> Problem statement
What the task requires is each entry, restated exactly.

───── Data shown

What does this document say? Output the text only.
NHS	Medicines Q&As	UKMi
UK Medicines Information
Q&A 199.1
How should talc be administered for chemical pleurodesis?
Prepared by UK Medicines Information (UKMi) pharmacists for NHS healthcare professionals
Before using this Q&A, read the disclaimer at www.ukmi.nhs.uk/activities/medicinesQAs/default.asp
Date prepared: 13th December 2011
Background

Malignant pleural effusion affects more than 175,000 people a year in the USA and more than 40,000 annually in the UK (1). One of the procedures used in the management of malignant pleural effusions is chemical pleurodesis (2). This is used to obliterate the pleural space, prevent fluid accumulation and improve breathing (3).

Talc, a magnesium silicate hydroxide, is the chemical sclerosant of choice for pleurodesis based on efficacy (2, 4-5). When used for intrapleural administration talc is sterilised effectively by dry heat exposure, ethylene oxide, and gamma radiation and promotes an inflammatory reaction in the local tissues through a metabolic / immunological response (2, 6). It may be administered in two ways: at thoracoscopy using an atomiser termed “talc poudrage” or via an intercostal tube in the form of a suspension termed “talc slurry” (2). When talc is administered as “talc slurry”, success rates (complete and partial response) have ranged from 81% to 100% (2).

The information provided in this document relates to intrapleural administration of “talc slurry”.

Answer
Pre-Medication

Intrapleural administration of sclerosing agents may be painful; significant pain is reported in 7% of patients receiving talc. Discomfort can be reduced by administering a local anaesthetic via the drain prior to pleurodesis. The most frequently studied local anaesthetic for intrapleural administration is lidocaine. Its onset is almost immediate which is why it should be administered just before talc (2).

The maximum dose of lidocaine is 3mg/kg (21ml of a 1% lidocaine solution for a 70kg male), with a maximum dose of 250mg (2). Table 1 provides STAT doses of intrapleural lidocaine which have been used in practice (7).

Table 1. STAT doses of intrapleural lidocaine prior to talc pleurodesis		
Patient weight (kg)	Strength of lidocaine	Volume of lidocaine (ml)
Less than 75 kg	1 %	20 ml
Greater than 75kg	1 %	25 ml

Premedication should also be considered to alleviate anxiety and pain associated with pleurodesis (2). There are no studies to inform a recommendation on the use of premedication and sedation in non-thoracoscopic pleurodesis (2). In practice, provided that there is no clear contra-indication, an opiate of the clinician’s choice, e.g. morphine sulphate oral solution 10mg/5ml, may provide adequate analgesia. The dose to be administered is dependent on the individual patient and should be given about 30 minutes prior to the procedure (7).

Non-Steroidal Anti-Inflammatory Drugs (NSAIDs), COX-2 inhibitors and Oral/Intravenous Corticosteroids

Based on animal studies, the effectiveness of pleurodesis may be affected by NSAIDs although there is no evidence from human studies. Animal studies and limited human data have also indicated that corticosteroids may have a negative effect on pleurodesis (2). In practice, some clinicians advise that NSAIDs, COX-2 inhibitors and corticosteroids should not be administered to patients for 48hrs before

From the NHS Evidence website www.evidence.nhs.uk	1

──────────

> Response
What does this document say? Output the text only.
NHS	Medicines Q&As	UKMi
UK Medicines Information
Q&A 199.1
How should talc be administered for chemical pleurodesis?
Prepared by UK Medicines Information (UKMi) pharmacists for NHS healthcare professionals
Before using this Q&A, read the disclaimer at www.ukmi.nhs.uk/activities/medicinesQAs/default.asp
Date prepared: 13th December 2011
Background

Malignant pleural effusion affects more than 175,000 people a year in the USA and more than 40,000 annually in the UK (1). One of the procedures used in the management of malignant pleural effusions is chemical pleurodesis (2). This is used to obliterate the pleural space, prevent fluid accumulation and improve breathing (3).

Talc, a magnesium silicate hydroxide, is the chemical sclerosant of choice for pleurodesis based on efficacy (2, 4-5). When used for intrapleural administration talc is sterilised effectively by dry heat exposure, ethylene oxide, and gamma radiation and promotes an inflammatory reaction in the local tissues through a metabolic / immunological response (2, 6). It may be administered in two ways: at thoracoscopy using an atomiser termed “talc poudrage” or via an intercostal tube in the form of a suspension termed “talc slurry” (2). When talc is administered as “talc slurry”, success rates (complete and partial response) have ranged from 81% to 100% (2).

The information provided in this document relates to intrapleural administration of “talc slurry”.

Answer
Pre-Medication

Intrapleural administration of sclerosing agents may be painful; significant pain is reported in 7% of patients receiving talc. Discomfort can be reduced by administering a local anaesthetic via the drain prior to pleurodesis. The most frequently studied local anaesthetic for intrapleural administration is lidocaine. Its onset is almost immediate which is why it should be administered just before talc (2).

The maximum dose of lidocaine is 3mg/kg (21ml of a 1% lidocaine solution for a 70kg male), with a maximum dose of 250mg (2). Table 1 provides STAT doses of intrapleural lidocaine which have been used in practice (7).

Table 1. STAT doses of intrapleural lidocaine prior to talc pleurodesis		
Patient weight (kg)	Strength of lidocaine	Volume of lidocaine (ml)
Less than 75 kg	1 %	20 ml
Greater than 75kg	1 %	25 ml

Premedication should also be considered to alleviate anxiety and pain associated with pleurodesis (2). There are no studies to inform a recommendation on the use of premedication and sedation in non-thoracoscopic pleurodesis (2). In practice, provided that there is no clear contra-indication, an opiate of the clinician’s choice, e.g. morphine sulphate oral solution 10mg/5ml, may provide adequate analgesia. The dose to be administered is dependent on the individual patient and should be given about 30 minutes prior to the procedure (7).

Non-Steroidal Anti-Inflammatory Drugs (NSAIDs), COX-2 inhibitors and Oral/Intravenous Corticosteroids

Based on animal studies, the effectiveness of pleurodesis may be affected by NSAIDs although there is no evidence from human studies. Animal studies and limited human data have also indicated that corticosteroids may have a negative effect on pleurodesis (2). In practice, some clinicians advise that NSAIDs, COX-2 inhibitors and corticosteroids should not be administered to patients for 48hrs before

From the NHS Evidence website www.evidence.nhs.uk	1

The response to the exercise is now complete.